─── Material for this exercise

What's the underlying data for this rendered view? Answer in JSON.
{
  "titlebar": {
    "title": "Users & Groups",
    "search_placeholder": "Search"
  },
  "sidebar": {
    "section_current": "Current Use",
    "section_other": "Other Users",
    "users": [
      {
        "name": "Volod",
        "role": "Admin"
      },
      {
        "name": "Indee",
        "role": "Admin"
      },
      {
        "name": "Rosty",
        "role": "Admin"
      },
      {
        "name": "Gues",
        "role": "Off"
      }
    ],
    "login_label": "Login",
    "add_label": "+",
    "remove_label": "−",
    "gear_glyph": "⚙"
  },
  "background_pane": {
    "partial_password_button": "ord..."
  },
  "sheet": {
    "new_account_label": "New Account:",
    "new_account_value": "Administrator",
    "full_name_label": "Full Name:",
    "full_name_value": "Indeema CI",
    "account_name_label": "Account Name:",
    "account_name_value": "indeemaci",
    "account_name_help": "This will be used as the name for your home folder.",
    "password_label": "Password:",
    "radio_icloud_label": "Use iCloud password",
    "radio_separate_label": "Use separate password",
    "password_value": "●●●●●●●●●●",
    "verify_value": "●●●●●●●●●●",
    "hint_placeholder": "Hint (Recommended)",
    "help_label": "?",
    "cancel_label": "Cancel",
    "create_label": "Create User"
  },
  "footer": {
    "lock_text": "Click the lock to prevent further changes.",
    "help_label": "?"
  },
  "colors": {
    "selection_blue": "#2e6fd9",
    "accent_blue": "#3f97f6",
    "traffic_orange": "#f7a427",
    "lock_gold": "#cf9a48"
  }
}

──────
─── Material for this exercise

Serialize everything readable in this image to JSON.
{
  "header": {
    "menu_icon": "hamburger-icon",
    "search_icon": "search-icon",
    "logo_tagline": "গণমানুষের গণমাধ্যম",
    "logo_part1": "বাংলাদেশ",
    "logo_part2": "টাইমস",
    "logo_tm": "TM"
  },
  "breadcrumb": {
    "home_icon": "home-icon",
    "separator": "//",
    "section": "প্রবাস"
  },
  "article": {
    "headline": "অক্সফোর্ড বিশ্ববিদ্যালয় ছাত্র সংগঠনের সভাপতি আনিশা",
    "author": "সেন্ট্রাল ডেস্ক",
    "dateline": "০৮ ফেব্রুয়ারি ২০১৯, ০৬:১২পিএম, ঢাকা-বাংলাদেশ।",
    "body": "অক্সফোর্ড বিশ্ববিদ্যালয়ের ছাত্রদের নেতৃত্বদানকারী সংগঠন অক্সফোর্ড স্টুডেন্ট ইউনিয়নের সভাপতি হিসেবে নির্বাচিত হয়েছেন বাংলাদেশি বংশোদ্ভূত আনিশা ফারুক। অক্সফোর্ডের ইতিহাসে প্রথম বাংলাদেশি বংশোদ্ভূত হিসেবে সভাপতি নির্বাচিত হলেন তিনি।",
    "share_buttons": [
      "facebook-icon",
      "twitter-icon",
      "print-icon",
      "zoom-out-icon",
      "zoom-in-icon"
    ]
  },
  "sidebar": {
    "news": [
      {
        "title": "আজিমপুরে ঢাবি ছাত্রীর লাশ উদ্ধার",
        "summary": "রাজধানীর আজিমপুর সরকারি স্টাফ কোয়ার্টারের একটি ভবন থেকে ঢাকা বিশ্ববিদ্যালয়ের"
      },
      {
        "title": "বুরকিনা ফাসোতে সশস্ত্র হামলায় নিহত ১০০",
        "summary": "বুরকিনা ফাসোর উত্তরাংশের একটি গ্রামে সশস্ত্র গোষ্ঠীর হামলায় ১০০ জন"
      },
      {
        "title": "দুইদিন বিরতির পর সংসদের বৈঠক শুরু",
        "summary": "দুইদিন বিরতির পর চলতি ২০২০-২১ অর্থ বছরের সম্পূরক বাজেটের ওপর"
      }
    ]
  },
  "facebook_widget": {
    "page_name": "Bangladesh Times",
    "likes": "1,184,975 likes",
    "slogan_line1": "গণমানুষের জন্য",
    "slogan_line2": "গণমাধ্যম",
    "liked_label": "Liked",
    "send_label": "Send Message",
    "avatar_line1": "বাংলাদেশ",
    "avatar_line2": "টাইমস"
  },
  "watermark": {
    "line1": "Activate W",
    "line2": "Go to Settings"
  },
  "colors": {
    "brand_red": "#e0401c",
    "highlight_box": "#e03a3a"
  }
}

──────
─── Material for this exercise

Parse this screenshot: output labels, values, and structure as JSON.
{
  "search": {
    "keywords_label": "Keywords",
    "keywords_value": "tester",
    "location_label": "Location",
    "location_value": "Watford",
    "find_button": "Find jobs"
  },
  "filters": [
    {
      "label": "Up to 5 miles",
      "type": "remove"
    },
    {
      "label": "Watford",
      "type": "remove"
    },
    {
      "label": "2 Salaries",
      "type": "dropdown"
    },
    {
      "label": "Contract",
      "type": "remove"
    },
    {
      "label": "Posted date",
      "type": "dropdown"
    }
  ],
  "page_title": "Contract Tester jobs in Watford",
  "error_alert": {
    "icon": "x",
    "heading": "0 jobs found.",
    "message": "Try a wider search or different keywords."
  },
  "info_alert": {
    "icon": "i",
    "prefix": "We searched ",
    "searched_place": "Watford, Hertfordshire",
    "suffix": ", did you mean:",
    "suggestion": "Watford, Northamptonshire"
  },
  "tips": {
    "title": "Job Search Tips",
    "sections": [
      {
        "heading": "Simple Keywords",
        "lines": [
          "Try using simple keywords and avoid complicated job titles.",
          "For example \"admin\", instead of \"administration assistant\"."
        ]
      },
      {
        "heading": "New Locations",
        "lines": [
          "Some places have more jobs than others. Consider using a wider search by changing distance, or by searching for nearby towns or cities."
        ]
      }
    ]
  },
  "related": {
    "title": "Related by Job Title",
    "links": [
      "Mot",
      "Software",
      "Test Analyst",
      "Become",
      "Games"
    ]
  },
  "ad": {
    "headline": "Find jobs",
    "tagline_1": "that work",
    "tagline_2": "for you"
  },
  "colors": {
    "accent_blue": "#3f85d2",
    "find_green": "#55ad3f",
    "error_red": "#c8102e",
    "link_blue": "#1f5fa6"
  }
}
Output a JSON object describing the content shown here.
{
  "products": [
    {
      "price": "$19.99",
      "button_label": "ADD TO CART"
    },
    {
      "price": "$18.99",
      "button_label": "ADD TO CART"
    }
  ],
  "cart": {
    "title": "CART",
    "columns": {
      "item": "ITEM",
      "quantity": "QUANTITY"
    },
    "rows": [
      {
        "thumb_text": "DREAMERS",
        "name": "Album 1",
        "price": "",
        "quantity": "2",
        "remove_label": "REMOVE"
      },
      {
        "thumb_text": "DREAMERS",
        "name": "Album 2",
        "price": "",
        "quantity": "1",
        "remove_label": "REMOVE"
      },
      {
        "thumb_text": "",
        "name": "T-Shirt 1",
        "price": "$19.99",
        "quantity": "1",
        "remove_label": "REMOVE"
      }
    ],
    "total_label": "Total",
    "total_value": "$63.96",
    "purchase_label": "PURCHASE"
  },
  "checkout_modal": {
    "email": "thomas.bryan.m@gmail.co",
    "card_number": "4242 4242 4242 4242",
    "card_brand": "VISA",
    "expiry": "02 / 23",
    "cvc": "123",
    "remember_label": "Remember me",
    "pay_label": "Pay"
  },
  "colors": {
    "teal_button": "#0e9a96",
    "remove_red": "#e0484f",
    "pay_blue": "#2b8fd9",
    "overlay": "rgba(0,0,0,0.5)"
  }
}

──────

* Direction *
Find every line with "home" in the listing and state how many there are, nothing else.

* Written response *
2